WHAT THE TASK ASKS >> Give the number of lines containing the word "icon", and nothing else.

──────────

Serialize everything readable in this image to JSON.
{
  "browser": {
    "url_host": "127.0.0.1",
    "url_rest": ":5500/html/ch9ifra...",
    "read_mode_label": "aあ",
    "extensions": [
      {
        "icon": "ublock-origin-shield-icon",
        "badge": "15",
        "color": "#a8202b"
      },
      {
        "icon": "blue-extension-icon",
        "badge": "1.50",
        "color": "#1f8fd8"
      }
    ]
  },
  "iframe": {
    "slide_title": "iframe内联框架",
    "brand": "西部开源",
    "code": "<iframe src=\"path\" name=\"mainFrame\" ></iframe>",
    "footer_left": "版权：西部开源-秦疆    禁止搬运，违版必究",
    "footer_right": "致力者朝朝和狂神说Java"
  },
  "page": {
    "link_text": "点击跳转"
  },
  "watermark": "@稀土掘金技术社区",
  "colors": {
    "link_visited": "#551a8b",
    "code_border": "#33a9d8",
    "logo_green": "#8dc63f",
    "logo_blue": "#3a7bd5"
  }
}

──────────

RESPONSE >> 2